BRANO SCELTO:
----------------
I sentimenti del maiale | Sono a teatro, posso tutto


Mentre il pubblico prende posto nella sala auditorium del Centro polivalente Dialma Ruggiero di La Spezia, Licia Lanera e Danilo Giuva, già in scena, si scambiano qualche parola, ridono, accennano un training, si preparano per l’imminente inizio dello spettacolo. In fondo alla scena una band suona per loro e per noi avvolta da fumo e luci (sono Dario Bissanti, chitarra e voce, Giorgio Cardone, batteria, Nico Morder Crumor, basso). È il momento del “passaggio” e noi spettatori ci troviamo ammessi in quella terra di mezzo non ancora spettacolo, non più quotidianità che ad ogni replica gli attori sono chiamati ad attraversare.

In scena, a sinistra, un divano (bianco), una piccola cassapanca (bianca) che conterrà oggetti e costumi, una lampada (bianca); su tutto il palco, uno strato di neve; a destra, un maiale appeso, squartato, che cola sangue, lasciando in tutto quel bianco una circoscritta macchia rossa.

Finto il maiale, finta la neve.

Ma a teatro – ci verrà detto tra poco – tutto si può. E la verità è tutta lì, nell’artificio.



I sentimenti del maiale è l’ultimo spettacolo della trilogia “Guarda come nevica”, percorso attraverso la letteratura russa iniziato nel 2018 con Cuore di cane di Bulgakov e proseguito nel 2019 con Il Gabbiano di Cechov. Di tutti e tre i momenti della trilogia regista è Licia Lanera, qui anche autrice del testo.

Protagonisti di quest’ultima tappa sono Vladimir Majakovskij e una profonda e coinvolta riflessione sull’arte e sul ruolo dell’artista.


La struttura è semplice, due attori ci accolgono nel loro salotto, discutono dello spettacolo che stanno preparando, ne provano alcuni possibili momenti, intrecciano il lavoro a riflessioni personali intorno alla vita, al tempo che passa inesorabile, alla vecchiaia, alla morte, al senso dell’essere artista. Controcanto metaforico, sempre presente, è il maiale appeso e squartato, il cui sacrificio si è compiuto in un rito che si ripete uguale a se stesso nel tempo, ancora oggi, coinvolgendo un’intera comunità, diventando momento di festa.



ph. Francesco Tassara


Lo spettacolo è stato preparato durante il primo lockdown e non c’è bisogno di esplicitarlo: è sufficiente quel divano, l’impossibilità di uscire, la necessità di afferrare il tempo che scorre in maniera lenta e inesorabile, per ricavare qualcosa da quell’assurda paralisi, per portare avanti l’atto artistico.
----------------
[Voci tratte da una raccolta]
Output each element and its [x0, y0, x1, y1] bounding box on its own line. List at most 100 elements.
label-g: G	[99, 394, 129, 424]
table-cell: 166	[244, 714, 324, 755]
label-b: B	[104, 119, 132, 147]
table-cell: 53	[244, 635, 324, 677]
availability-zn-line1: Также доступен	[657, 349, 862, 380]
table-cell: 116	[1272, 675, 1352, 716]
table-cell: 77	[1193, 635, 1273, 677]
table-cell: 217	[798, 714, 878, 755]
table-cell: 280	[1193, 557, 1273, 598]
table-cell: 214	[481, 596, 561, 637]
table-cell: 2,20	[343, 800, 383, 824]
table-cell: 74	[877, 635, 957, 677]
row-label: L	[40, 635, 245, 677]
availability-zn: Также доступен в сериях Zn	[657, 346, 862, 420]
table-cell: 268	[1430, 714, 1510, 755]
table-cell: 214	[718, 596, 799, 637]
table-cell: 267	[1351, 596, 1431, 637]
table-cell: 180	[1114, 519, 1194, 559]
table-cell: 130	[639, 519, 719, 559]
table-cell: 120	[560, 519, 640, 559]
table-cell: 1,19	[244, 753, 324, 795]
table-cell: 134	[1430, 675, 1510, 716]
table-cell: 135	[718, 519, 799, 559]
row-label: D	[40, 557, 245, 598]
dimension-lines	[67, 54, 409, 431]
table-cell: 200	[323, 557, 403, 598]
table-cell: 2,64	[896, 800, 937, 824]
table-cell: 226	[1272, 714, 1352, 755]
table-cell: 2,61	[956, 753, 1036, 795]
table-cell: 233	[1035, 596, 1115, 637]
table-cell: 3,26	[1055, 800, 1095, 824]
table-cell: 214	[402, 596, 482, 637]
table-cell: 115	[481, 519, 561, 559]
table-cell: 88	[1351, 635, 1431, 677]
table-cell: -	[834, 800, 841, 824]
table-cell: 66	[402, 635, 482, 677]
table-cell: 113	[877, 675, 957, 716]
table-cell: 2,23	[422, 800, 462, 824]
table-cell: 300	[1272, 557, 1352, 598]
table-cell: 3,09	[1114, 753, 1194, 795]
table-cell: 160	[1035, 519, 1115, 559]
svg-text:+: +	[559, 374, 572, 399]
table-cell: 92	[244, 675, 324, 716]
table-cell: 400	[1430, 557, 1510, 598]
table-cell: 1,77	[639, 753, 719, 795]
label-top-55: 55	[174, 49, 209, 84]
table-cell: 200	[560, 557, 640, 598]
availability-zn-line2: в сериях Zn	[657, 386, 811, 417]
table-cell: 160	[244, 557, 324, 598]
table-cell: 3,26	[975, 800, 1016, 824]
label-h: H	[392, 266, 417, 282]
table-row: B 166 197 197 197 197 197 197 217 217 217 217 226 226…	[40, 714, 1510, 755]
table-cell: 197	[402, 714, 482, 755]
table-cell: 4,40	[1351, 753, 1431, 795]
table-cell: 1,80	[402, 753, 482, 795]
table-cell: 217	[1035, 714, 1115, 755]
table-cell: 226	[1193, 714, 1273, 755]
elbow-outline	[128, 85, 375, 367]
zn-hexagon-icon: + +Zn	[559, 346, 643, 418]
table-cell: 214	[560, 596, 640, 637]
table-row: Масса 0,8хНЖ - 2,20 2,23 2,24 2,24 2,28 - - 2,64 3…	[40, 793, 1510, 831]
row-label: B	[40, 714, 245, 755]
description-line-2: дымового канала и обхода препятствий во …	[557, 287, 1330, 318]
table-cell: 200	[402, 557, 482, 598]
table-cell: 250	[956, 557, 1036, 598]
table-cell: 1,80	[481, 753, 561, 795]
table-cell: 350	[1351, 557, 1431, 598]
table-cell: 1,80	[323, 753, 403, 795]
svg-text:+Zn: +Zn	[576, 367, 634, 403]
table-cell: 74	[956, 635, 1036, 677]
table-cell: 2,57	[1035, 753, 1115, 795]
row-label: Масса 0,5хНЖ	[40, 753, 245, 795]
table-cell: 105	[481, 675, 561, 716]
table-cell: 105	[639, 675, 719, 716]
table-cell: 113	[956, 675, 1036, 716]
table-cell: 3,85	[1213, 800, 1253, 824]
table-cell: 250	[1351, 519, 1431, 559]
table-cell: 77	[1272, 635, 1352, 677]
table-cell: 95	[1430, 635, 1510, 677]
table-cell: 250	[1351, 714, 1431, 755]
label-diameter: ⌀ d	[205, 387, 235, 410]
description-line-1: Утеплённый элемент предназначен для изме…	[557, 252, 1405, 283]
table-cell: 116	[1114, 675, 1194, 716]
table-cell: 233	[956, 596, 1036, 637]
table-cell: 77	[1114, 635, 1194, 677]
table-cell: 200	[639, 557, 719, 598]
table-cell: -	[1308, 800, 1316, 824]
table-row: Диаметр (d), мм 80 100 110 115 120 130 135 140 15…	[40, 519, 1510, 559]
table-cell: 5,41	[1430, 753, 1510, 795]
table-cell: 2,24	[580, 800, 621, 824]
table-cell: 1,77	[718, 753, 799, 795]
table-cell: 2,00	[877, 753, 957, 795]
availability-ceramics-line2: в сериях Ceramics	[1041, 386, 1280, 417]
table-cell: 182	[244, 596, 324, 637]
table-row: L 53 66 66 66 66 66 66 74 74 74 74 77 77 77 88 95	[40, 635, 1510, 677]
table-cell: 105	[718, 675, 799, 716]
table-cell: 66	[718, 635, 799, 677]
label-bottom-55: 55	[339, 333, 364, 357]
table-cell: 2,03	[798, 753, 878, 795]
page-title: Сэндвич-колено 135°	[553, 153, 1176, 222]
----------------
SFIDA:
Continua il testo sullo spettacolo I sentimenti del maiale, scrivendo ciò che segue la sua ultima frase.

RISPOSTA ALL'ESERCIZIO:
E se durante il primo lockdown si alzava al massimo il volume delle casse per ballare nel salotto di casa come a un concerto, nel salotto bianco e stilizzato di Licia e Danilo c’è una band in carne e ossa alla quale far alzare il volume. “C’è una band in scena perché sono a teatro e a teatro posso fare quello che voglio, anche mettere una band in salotto”. E il pubblico davvero può credere – non ingenuo, ma sognatore – che lì per lui suonino Nirvana e Joy Divison.

La scelta dei pezzi non è solo generazionale: Kurt Cobain e Ian Curtis hanno in comune con Majakovskj il suicidio, la tragica uscita di scena che li ha spezzati al centro della loro vita.

“Se muoio non incolpate nessuno e per favore niente pettegolezzi”.

È l’ultima lettera scritta da Majakovskij, quella al Compagno Governo, l’ultima lettera prima di suicidarsi, prima di indossare la camicia gialla e spararsi un proiettile tre centimetri sotto il cuore.

E proprio una camicia gialla, nota di colore in tutto quel bianco, indosserà Licia quando tra fumo e luci salirà sul palchetto montato centralmente in fondo alla scena, e, avvolta dalle note graffianti della band, incarnerà la figura dell’artista che si innalza sopra a tutti per restituirci, tra note distorte e con una voce che può tutto, la poesia di Majakovskj.

“Dite ai pompieri: sul cuore ardente ci si arrampica con le carezze”

Pochi minuti di intensità e perfezione, la perfezione graffiante di una vita consacrata all’arte.


Elementi di pregio: l’uso delle luci e degli elementi scenografici semplici ed essenziali, essere presente a quel concerto rock ideale che hai sempre sognato e un finale perfetto.


Limiti: il gioco iniziale della naturalità, del riproporre se stessi tra vita e lavoro, tra riflessione e atto artistico, non sempre convince.


Visto all’Auditorium Dialma Ruggiero (Spezia) di FuoriLuogo, sabato 22 Gennaio 2022.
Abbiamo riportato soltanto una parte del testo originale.